> **To do**
Find the string "ордена" in the records. Copy every line it appears in.
⁂
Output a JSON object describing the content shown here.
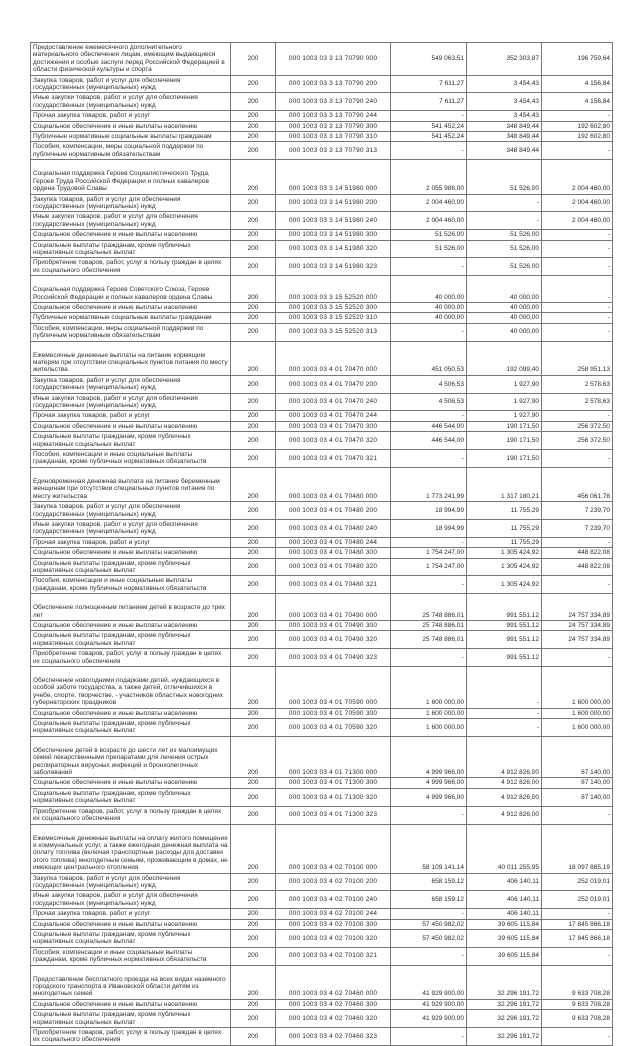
{
  "table": {
    "rows": [
      {
        "name": "Предоставление ежемесячного дополнительного материального обеспечения лицам, имеющим выдающиеся достижения и особые заслуги перед Российской Федерацией в области физической культуры и спорта",
        "line_code": "200",
        "budget_code": "000 1003 03 3 13 70790 000",
        "approved": "549 063,51",
        "executed": "352 303,87",
        "unexecuted": "196 759,64",
        "section": true
      },
      {
        "name": "Закупка товаров, работ и услуг для обеспечения государственных (муниципальных) нужд",
        "line_code": "200",
        "budget_code": "000 1003 03 3 13 70790 200",
        "approved": "7 611,27",
        "executed": "3 454,43",
        "unexecuted": "4 156,84",
        "section": false
      },
      {
        "name": "Иные закупки товаров, работ и услуг для обеспечения государственных (муниципальных) нужд",
        "line_code": "200",
        "budget_code": "000 1003 03 3 13 70790 240",
        "approved": "7 611,27",
        "executed": "3 454,43",
        "unexecuted": "4 156,84",
        "section": false
      },
      {
        "name": "Прочая закупка товаров, работ и услуг",
        "line_code": "200",
        "budget_code": "000 1003 03 3 13 70790 244",
        "approved": "-",
        "executed": "3 454,43",
        "unexecuted": "-",
        "section": false
      },
      {
        "name": "Социальное обеспечение и иные выплаты населению",
        "line_code": "200",
        "budget_code": "000 1003 03 3 13 70790 300",
        "approved": "541 452,24",
        "executed": "348 849,44",
        "unexecuted": "192 602,80",
        "section": false
      },
      {
        "name": "Публичные нормативные социальные выплаты гражданам",
        "line_code": "200",
        "budget_code": "000 1003 03 3 13 70790 310",
        "approved": "541 452,24",
        "executed": "348 849,44",
        "unexecuted": "192 602,80",
        "section": false
      },
      {
        "name": "Пособия, компенсации, меры социальной поддержки по публичным нормативным обязательствам",
        "line_code": "200",
        "budget_code": "000 1003 03 3 13 70790 313",
        "approved": "-",
        "executed": "348 849,44",
        "unexecuted": "-",
        "section": false
      },
      {
        "name": "Социальная поддержка Героев Социалистического Труда, Героев Труда Российской Федерации и полных кавалеров ордена Трудовой Славы",
        "line_code": "200",
        "budget_code": "000 1003 03 3 14 51980 000",
        "approved": "2 055 986,00",
        "executed": "51 526,00",
        "unexecuted": "2 004 460,00",
        "section": true
      },
      {
        "name": "Закупка товаров, работ и услуг для обеспечения государственных (муниципальных) нужд",
        "line_code": "200",
        "budget_code": "000 1003 03 3 14 51980 200",
        "approved": "2 004 460,00",
        "executed": "-",
        "unexecuted": "2 004 460,00",
        "section": false
      },
      {
        "name": "Иные закупки товаров, работ и услуг для обеспечения государственных (муниципальных) нужд",
        "line_code": "200",
        "budget_code": "000 1003 03 3 14 51980 240",
        "approved": "2 004 460,00",
        "executed": "-",
        "unexecuted": "2 004 460,00",
        "section": false
      },
      {
        "name": "Социальное обеспечение и иные выплаты населению",
        "line_code": "200",
        "budget_code": "000 1003 03 3 14 51980 300",
        "approved": "51 526,00",
        "executed": "51 526,00",
        "unexecuted": "-",
        "section": false
      },
      {
        "name": "Социальные выплаты гражданам, кроме публичных нормативных социальных выплат",
        "line_code": "200",
        "budget_code": "000 1003 03 3 14 51980 320",
        "approved": "51 526,00",
        "executed": "51 526,00",
        "unexecuted": "-",
        "section": false
      },
      {
        "name": "Приобретение товаров, работ, услуг в пользу граждан в целях их социального обеспечения",
        "line_code": "200",
        "budget_code": "000 1003 03 3 14 51980 323",
        "approved": "-",
        "executed": "51 526,00",
        "unexecuted": "-",
        "section": false
      },
      {
        "name": "Социальная поддержка Героев Советского Союза, Героев Российской Федерации и полных кавалеров ордена Славы",
        "line_code": "200",
        "budget_code": "000 1003 03 3 15 52520 000",
        "approved": "40 000,00",
        "executed": "40 000,00",
        "unexecuted": "-",
        "section": true
      },
      {
        "name": "Социальное обеспечение и иные выплаты населению",
        "line_code": "200",
        "budget_code": "000 1003 03 3 15 52520 300",
        "approved": "40 000,00",
        "executed": "40 000,00",
        "unexecuted": "-",
        "section": false
      },
      {
        "name": "Публичные нормативные социальные выплаты гражданам",
        "line_code": "200",
        "budget_code": "000 1003 03 3 15 52520 310",
        "approved": "40 000,00",
        "executed": "40 000,00",
        "unexecuted": "-",
        "section": false
      },
      {
        "name": "Пособия, компенсации, меры социальной поддержки по публичным нормативным обязательствам",
        "line_code": "200",
        "budget_code": "000 1003 03 3 15 52520 313",
        "approved": "-",
        "executed": "40 000,00",
        "unexecuted": "-",
        "section": false
      },
      {
        "name": "Ежемесячные денежные выплаты на питание кормящим матерям при отсутствии специальных пунктов питания по месту жительства",
        "line_code": "200",
        "budget_code": "000 1003 03 4 01 70470 000",
        "approved": "451 050,53",
        "executed": "192 099,40",
        "unexecuted": "258 951,13",
        "section": true
      },
      {
        "name": "Закупка товаров, работ и услуг для обеспечения государственных (муниципальных) нужд",
        "line_code": "200",
        "budget_code": "000 1003 03 4 01 70470 200",
        "approved": "4 506,53",
        "executed": "1 927,90",
        "unexecuted": "2 578,63",
        "section": false
      },
      {
        "name": "Иные закупки товаров, работ и услуг для обеспечения государственных (муниципальных) нужд",
        "line_code": "200",
        "budget_code": "000 1003 03 4 01 70470 240",
        "approved": "4 506,53",
        "executed": "1 927,90",
        "unexecuted": "2 578,63",
        "section": false
      },
      {
        "name": "Прочая закупка товаров, работ и услуг",
        "line_code": "200",
        "budget_code": "000 1003 03 4 01 70470 244",
        "approved": "-",
        "executed": "1 927,90",
        "unexecuted": "-",
        "section": false
      },
      {
        "name": "Социальное обеспечение и иные выплаты населению",
        "line_code": "200",
        "budget_code": "000 1003 03 4 01 70470 300",
        "approved": "446 544,00",
        "executed": "190 171,50",
        "unexecuted": "256 372,50",
        "section": false
      },
      {
        "name": "Социальные выплаты гражданам, кроме публичных нормативных социальных выплат",
        "line_code": "200",
        "budget_code": "000 1003 03 4 01 70470 320",
        "approved": "446 544,00",
        "executed": "190 171,50",
        "unexecuted": "256 372,50",
        "section": false
      },
      {
        "name": "Пособия, компенсации и иные социальные выплаты гражданам, кроме публичных нормативных обязательств",
        "line_code": "200",
        "budget_code": "000 1003 03 4 01 70470 321",
        "approved": "-",
        "executed": "190 171,50",
        "unexecuted": "-",
        "section": false
      },
      {
        "name": "Единовременная денежная выплата на питание беременным женщинам при отсутствии специальных пунктов питания по месту жительства",
        "line_code": "200",
        "budget_code": "000 1003 03 4 01 70480 000",
        "approved": "1 773 241,99",
        "executed": "1 317 180,21",
        "unexecuted": "456 061,78",
        "section": true
      },
      {
        "name": "Закупка товаров, работ и услуг для обеспечения государственных (муниципальных) нужд",
        "line_code": "200",
        "budget_code": "000 1003 03 4 01 70480 200",
        "approved": "18 994,99",
        "executed": "11 755,29",
        "unexecuted": "7 239,70",
        "section": false
      },
      {
        "name": "Иные закупки товаров, работ и услуг для обеспечения государственных (муниципальных) нужд",
        "line_code": "200",
        "budget_code": "000 1003 03 4 01 70480 240",
        "approved": "18 994,99",
        "executed": "11 755,29",
        "unexecuted": "7 239,70",
        "section": false
      },
      {
        "name": "Прочая закупка товаров, работ и услуг",
        "line_code": "200",
        "budget_code": "000 1003 03 4 01 70480 244",
        "approved": "-",
        "executed": "11 755,29",
        "unexecuted": "-",
        "section": false
      },
      {
        "name": "Социальное обеспечение и иные выплаты населению",
        "line_code": "200",
        "budget_code": "000 1003 03 4 01 70480 300",
        "approved": "1 754 247,00",
        "executed": "1 305 424,92",
        "unexecuted": "448 822,08",
        "section": false
      },
      {
        "name": "Социальные выплаты гражданам, кроме публичных нормативных социальных выплат",
        "line_code": "200",
        "budget_code": "000 1003 03 4 01 70480 320",
        "approved": "1 754 247,00",
        "executed": "1 305 424,92",
        "unexecuted": "448 822,08",
        "section": false
      },
      {
        "name": "Пособия, компенсации и иные социальные выплаты гражданам, кроме публичных нормативных обязательств",
        "line_code": "200",
        "budget_code": "000 1003 03 4 01 70480 321",
        "approved": "-",
        "executed": "1 305 424,92",
        "unexecuted": "-",
        "section": false
      },
      {
        "name": "Обеспечение полноценным питанием детей в возрасте до трех лет",
        "line_code": "200",
        "budget_code": "000 1003 03 4 01 70490 000",
        "approved": "25 748 886,01",
        "executed": "991 551,12",
        "unexecuted": "24 757 334,89",
        "section": true
      },
      {
        "name": "Социальное обеспечение и иные выплаты населению",
        "line_code": "200",
        "budget_code": "000 1003 03 4 01 70490 300",
        "approved": "25 748 886,01",
        "executed": "991 551,12",
        "unexecuted": "24 757 334,89",
        "section": false
      },
      {
        "name": "Социальные выплаты гражданам, кроме публичных нормативных социальных выплат",
        "line_code": "200",
        "budget_code": "000 1003 03 4 01 70490 320",
        "approved": "25 748 886,01",
        "executed": "991 551,12",
        "unexecuted": "24 757 334,89",
        "section": false
      },
      {
        "name": "Приобретение товаров, работ, услуг в пользу граждан в целях их социального обеспечения",
        "line_code": "200",
        "budget_code": "000 1003 03 4 01 70490 323",
        "approved": "-",
        "executed": "991 551,12",
        "unexecuted": "-",
        "section": false
      },
      {
        "name": "Обеспечение новогодними подарками детей, нуждающихся в особой заботе государства, а также детей, отличившихся в учебе, спорте, творчестве, - участников областных новогодних губернаторских праздников",
        "line_code": "200",
        "budget_code": "000 1003 03 4 01 70590 000",
        "approved": "1 600 000,00",
        "executed": "-",
        "unexecuted": "1 600 000,00",
        "section": true
      },
      {
        "name": "Социальное обеспечение и иные выплаты населению",
        "line_code": "200",
        "budget_code": "000 1003 03 4 01 70590 300",
        "approved": "1 600 000,00",
        "executed": "-",
        "unexecuted": "1 600 000,00",
        "section": false
      },
      {
        "name": "Социальные выплаты гражданам, кроме публичных нормативных социальных выплат",
        "line_code": "200",
        "budget_code": "000 1003 03 4 01 70590 320",
        "approved": "1 600 000,00",
        "executed": "-",
        "unexecuted": "1 600 000,00",
        "section": false
      },
      {
        "name": "Обеспечение детей в возрасте до шести лет из малоимущих семей лекарственными препаратами для лечения острых респираторных вирусных инфекций и бронхолегочных заболеваний",
        "line_code": "200",
        "budget_code": "000 1003 03 4 01 71300 000",
        "approved": "4 999 966,00",
        "executed": "4 912 826,00",
        "unexecuted": "87 140,00",
        "section": true
      },
      {
        "name": "Социальное обеспечение и иные выплаты населению",
        "line_code": "200",
        "budget_code": "000 1003 03 4 01 71300 300",
        "approved": "4 999 966,00",
        "executed": "4 912 826,00",
        "unexecuted": "87 140,00",
        "section": false
      },
      {
        "name": "Социальные выплаты гражданам, кроме публичных нормативных социальных выплат",
        "line_code": "200",
        "budget_code": "000 1003 03 4 01 71300 320",
        "approved": "4 999 966,00",
        "executed": "4 912 826,00",
        "unexecuted": "87 140,00",
        "section": false
      },
      {
        "name": "Приобретение товаров, работ, услуг в пользу граждан в целях их социального обеспечения",
        "line_code": "200",
        "budget_code": "000 1003 03 4 01 71300 323",
        "approved": "-",
        "executed": "4 912 826,00",
        "unexecuted": "-",
        "section": false
      },
      {
        "name": "Ежемесячные денежные выплаты на оплату жилого помещения и коммунальных услуг, а также ежегодная денежная выплата на оплату топлива (включая транспортные расходы для доставки этого топлива) многодетным семьям, проживающим в домах, не имеющих центрального отопления",
        "line_code": "200",
        "budget_code": "000 1003 03 4 02 70100 000",
        "approved": "58 109 141,14",
        "executed": "40 011 255,95",
        "unexecuted": "18 097 885,19",
        "section": true
      },
      {
        "name": "Закупка товаров, работ и услуг для обеспечения государственных (муниципальных) нужд",
        "line_code": "200",
        "budget_code": "000 1003 03 4 02 70100 200",
        "approved": "658 159,12",
        "executed": "406 140,11",
        "unexecuted": "252 019,01",
        "section": false
      },
      {
        "name": "Иные закупки товаров, работ и услуг для обеспечения государственных (муниципальных) нужд",
        "line_code": "200",
        "budget_code": "000 1003 03 4 02 70100 240",
        "approved": "658 159,12",
        "executed": "406 140,11",
        "unexecuted": "252 019,01",
        "section": false
      },
      {
        "name": "Прочая закупка товаров, работ и услуг",
        "line_code": "200",
        "budget_code": "000 1003 03 4 02 70100 244",
        "approved": "-",
        "executed": "406 140,11",
        "unexecuted": "-",
        "section": false
      },
      {
        "name": "Социальное обеспечение и иные выплаты населению",
        "line_code": "200",
        "budget_code": "000 1003 03 4 02 70100 300",
        "approved": "57 450 982,02",
        "executed": "39 605 115,84",
        "unexecuted": "17 845 866,18",
        "section": false
      },
      {
        "name": "Социальные выплаты гражданам, кроме публичных нормативных социальных выплат",
        "line_code": "200",
        "budget_code": "000 1003 03 4 02 70100 320",
        "approved": "57 450 982,02",
        "executed": "39 605 115,84",
        "unexecuted": "17 845 866,18",
        "section": false
      },
      {
        "name": "Пособия, компенсации и иные социальные выплаты гражданам, кроме публичных нормативных обязательств",
        "line_code": "200",
        "budget_code": "000 1003 03 4 02 70100 321",
        "approved": "-",
        "executed": "39 605 115,84",
        "unexecuted": "-",
        "section": false
      },
      {
        "name": "Предоставление бесплатного проезда на всех видах наземного городского транспорта в Ивановской области детям из многодетных семей",
        "line_code": "200",
        "budget_code": "000 1003 03 4 02 70460 000",
        "approved": "41 929 900,00",
        "executed": "32 296 191,72",
        "unexecuted": "9 633 708,28",
        "section": true
      },
      {
        "name": "Социальное обеспечение и иные выплаты населению",
        "line_code": "200",
        "budget_code": "000 1003 03 4 02 70460 300",
        "approved": "41 929 900,00",
        "executed": "32 296 191,72",
        "unexecuted": "9 633 708,28",
        "section": false
      },
      {
        "name": "Социальные выплаты гражданам, кроме публичных нормативных социальных выплат",
        "line_code": "200",
        "budget_code": "000 1003 03 4 02 70460 320",
        "approved": "41 929 900,00",
        "executed": "32 296 191,72",
        "unexecuted": "9 633 708,28",
        "section": false
      },
      {
        "name": "Приобретение товаров, работ, услуг в пользу граждан в целях их социального обеспечения",
        "line_code": "200",
        "budget_code": "000 1003 03 4 02 70460 323",
        "approved": "-",
        "executed": "32 296 191,72",
        "unexecuted": "-",
        "section": false
      }
    ]
  }
}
⁂
> **Full response**
        "name": "Социальная поддержка Героев Социалистического Труда, Героев Труда Российской Федерации и полных кавалеров ордена Трудовой Славы",
        "name": "Социальная поддержка Героев Советского Союза, Героев Российской Федерации и полных кавалеров ордена Славы",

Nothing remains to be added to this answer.